◆ **Text**
- - - - - - -

2.2 Concept of Performance
Performance measurement concept refers to the
method and practices of measuring the firm’s
efficiency and effectiveness (Landy, et al., 2017).
This performance measurement is essential for the
effective management of the firm (Inkinen, 2016;
Sutrisno, 2019). Many methods have been advanced
by scholars and practitioners for the measurement of
performance. Prominent and the most used is the
accounting-based (backwards-looking) method of
performance measures such as the Profit Margin
(PM), Return on Equity (ROE), Return on Asset
(ROA), Return on Investment (ROI), Dividend
Yield (DY), Earnings Per Share (EPS), etc.
(Shaverdi, Ramezani, Tahmasebi, & Rostamy,
2016; Wang, et al., 2018; Durst, et al., 2019).
Another method of performance measurement is the
market-based measurement which is regarded as a
long-term measure among which is Tobin-Q. The
market-based measurement is depicted by its
forward-looking characteristics, and it reflects the
anticipations by the shareholders on the firm’s
future performance which has its basis on previous
or current performance (Shah, & Hussain, 2012).
In theory, studies have revealed that the historical-
based measurements like ROA, ROE, profit margin
and others are used for the short-term performance
of the corporation, while on the other hand, the
market-based performance of the firm measures
performance through Tobin’s Q; a representation of
future long-term performance (Florio, & Leoni,
2017). These measures of performance have been
employed by past studies in relation to
organizational performance. This study, therefore,
seeks to investigate the significance of the firm’s
ERM on listed firms’ performance.
2.3 Theoretical Framework
The agency theory by Berle and Means, (1932)
serves as the theoretical underpinning for this study.

- - - - - - -

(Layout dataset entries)
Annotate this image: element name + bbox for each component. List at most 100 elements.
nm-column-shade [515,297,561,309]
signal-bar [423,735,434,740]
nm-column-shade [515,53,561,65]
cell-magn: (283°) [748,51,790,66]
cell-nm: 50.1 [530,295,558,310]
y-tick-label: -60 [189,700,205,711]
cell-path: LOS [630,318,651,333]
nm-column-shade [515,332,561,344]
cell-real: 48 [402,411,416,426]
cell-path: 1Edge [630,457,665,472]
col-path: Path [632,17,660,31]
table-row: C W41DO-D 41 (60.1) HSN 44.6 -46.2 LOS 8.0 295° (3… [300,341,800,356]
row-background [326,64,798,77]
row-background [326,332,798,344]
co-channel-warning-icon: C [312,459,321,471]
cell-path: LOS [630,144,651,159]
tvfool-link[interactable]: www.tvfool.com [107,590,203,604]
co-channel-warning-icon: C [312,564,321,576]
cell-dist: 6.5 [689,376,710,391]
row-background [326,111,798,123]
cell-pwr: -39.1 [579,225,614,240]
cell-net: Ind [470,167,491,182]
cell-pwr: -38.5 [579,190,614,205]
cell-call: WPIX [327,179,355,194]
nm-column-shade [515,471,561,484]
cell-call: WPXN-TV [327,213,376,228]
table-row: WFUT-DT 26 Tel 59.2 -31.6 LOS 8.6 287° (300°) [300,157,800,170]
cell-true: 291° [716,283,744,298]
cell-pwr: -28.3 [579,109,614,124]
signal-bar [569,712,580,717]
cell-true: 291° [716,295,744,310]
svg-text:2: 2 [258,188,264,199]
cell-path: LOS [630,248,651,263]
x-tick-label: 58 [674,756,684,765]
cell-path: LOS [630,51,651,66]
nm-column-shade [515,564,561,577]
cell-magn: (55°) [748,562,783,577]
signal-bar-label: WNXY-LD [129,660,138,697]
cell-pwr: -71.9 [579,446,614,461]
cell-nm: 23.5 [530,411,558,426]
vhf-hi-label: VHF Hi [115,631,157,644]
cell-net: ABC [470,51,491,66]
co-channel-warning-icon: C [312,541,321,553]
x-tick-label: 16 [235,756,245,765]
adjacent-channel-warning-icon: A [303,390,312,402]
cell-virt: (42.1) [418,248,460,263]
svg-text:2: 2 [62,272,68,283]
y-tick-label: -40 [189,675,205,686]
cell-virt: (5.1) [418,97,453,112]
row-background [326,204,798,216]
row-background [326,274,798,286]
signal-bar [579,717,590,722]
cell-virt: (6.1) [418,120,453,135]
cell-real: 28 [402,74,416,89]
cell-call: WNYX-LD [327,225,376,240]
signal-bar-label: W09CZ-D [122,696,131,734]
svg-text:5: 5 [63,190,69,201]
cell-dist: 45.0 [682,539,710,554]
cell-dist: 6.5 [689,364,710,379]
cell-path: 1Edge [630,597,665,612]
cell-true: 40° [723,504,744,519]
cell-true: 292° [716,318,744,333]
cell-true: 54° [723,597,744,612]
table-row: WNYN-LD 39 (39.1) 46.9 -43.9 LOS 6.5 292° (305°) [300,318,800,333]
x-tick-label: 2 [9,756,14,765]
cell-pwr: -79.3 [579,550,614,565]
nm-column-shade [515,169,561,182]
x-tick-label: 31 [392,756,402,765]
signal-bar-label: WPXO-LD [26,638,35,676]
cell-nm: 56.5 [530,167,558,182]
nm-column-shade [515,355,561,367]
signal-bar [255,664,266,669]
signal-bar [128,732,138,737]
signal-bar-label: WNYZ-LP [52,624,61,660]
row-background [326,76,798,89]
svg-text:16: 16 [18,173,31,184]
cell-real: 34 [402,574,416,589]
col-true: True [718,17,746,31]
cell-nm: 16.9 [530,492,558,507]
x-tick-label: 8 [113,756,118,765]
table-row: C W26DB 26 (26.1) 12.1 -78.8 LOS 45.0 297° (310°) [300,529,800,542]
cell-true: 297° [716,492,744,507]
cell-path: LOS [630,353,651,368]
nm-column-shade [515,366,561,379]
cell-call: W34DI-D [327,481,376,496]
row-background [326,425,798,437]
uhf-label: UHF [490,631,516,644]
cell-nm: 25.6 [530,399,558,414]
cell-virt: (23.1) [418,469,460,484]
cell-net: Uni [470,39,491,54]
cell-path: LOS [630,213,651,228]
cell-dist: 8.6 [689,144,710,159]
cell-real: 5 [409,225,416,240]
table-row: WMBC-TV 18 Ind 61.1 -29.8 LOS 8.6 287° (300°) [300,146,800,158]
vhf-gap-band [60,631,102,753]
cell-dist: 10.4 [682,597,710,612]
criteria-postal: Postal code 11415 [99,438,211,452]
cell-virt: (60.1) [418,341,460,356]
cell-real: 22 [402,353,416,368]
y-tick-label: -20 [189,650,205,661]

- - - - - - -

◆ **Jobs**
[1] Can you print everything in the passage on firm performance measurement from "2.2 Concept of" down to "et al., 2017)."?
[2] Could you continue the passage on firm performance measurement, picking up right after its final sentence?

◆ **Responses to the tasks**
[1]
2.2 Concept of Performance
Performance measurement concept refers to the
method and practices of measuring the firm’s
efficiency and effectiveness (Landy, et al., 2017).

[2]
Agency theory emphasized the need for resolution
of the conflict of interest between the principal
(shareholders) and the agents (managers) by
improving monitoring mechanisms such as
institutional governance, ERM, and effective
internal control system (Jensen, & Meckling, 1976).
Agency theory serves as the interaction between the
principal and the agent in ensuring that the business
achieves its corporate objective. It stressed the need
for the firm to resolve conflict in reaching its
objective of improving performance and
maximizing shareholders' value through ERM
practices as managers take decisions involving risk
on behalf of the shareholders (Salaudeen, et al.,
2018).
2.4 Empirical Review of the relationship
between ERM and Performance
Literature is repleted with numerous studies on the
impact of ERM on firm performance and value.
Some studies went as far as to evaluate the issue of
risk management structure and aggregation and have
arrived at varied conclusions.
From the results of studies that used OLS
regression, Callahan and Soileau, (2017) examined
the impact of ERM on firm performance. The study
used OLS regression analysis on three years of
financial data (2006 to 2008) of the companies
sourced from U.S. based publicly traded firms. The
findings of their study revealed that ERM has a
significant positive relationship with firm
performance. Malik, et al, (2020) followed the
models of previous works and examined the
influence of ERM on firm performance by
investigating whether firm performance is
strengthened or weakened by the setting up of a
board-level risk committee, a vital governance
process that oversees ERM processes. Also found
strong BLRC governance balances this relationship
and increases the firm performance impacts of
ERM. However, instruments are weak indicating a
possible omission of variables.
From the perspective of how specific companies
carry out ERM programmes, Chen, et al, (2019)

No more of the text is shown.